## Directions
Gather all lines with "Free" from the records.

## Data records
Start
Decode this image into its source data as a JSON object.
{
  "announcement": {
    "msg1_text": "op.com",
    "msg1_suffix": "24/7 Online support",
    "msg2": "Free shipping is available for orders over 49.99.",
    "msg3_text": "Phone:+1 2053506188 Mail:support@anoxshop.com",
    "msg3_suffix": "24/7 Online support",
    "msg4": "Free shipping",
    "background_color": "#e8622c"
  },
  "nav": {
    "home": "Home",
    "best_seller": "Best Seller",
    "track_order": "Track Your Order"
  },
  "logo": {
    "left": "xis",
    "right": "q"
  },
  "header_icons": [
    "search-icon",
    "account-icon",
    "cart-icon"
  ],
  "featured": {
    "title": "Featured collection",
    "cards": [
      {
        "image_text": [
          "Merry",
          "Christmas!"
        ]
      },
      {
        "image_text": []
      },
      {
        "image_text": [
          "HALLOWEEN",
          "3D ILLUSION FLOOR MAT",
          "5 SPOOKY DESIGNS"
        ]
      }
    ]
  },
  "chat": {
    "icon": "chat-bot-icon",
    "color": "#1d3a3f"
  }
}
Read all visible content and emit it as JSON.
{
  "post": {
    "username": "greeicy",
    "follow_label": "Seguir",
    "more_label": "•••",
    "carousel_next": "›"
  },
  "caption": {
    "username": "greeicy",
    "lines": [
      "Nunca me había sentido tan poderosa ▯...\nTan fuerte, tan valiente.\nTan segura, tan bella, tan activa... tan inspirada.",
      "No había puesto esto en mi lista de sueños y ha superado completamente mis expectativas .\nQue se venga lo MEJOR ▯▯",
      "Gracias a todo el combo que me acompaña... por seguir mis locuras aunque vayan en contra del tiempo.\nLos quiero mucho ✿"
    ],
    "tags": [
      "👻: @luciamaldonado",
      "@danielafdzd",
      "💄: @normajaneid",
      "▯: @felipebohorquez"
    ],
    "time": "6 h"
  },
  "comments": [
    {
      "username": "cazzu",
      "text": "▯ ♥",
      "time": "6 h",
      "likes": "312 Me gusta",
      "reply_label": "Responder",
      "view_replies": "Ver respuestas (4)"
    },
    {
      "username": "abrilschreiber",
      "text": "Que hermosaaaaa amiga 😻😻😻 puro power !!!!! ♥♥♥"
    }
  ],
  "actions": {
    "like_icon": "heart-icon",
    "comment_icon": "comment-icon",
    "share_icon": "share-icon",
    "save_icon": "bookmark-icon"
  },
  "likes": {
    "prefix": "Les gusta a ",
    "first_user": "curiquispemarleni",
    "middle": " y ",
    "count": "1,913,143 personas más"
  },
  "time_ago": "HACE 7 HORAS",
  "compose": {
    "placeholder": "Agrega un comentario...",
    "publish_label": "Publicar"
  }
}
End
## Worked answer
    "msg2": "Free shipping is available for orders over 49.99.",
    "msg4": "Free shipping",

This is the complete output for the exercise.